__Your goal__. Repeat the material exactly as it appears.

— BEGIN Information given —

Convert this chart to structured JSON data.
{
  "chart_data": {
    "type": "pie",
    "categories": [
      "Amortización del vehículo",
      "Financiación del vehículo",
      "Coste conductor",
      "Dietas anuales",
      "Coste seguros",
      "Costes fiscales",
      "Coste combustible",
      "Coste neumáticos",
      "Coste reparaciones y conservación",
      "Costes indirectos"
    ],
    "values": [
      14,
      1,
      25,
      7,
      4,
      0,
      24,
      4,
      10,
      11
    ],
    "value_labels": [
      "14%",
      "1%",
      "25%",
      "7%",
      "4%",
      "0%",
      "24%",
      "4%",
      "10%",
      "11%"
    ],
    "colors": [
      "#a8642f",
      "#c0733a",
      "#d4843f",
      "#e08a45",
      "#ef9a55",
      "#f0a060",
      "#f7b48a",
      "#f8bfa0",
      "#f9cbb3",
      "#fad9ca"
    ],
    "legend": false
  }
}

— END Information given —

__Solution to the exercise__.
Convert this chart to structured JSON data.
{
  "chart_data": {
    "type": "pie",
    "categories": [
      "Amortización del vehículo",
      "Financiación del vehículo",
      "Coste conductor",
      "Dietas anuales",
      "Coste seguros",
      "Costes fiscales",
      "Coste combustible",
      "Coste neumáticos",
      "Coste reparaciones y conservación",
      "Costes indirectos"
    ],
    "values": [
      14,
      1,
      25,
      7,
      4,
      0,
      24,
      4,
      10,
      11
    ],
    "value_labels": [
      "14%",
      "1%",
      "25%",
      "7%",
      "4%",
      "0%",
      "24%",
      "4%",
      "10%",
      "11%"
    ],
    "colors": [
      "#a8642f",
      "#c0733a",
      "#d4843f",
      "#e08a45",
      "#ef9a55",
      "#f0a060",
      "#f7b48a",
      "#f8bfa0",
      "#f9cbb3",
      "#fad9ca"
    ],
    "legend": false
  }
}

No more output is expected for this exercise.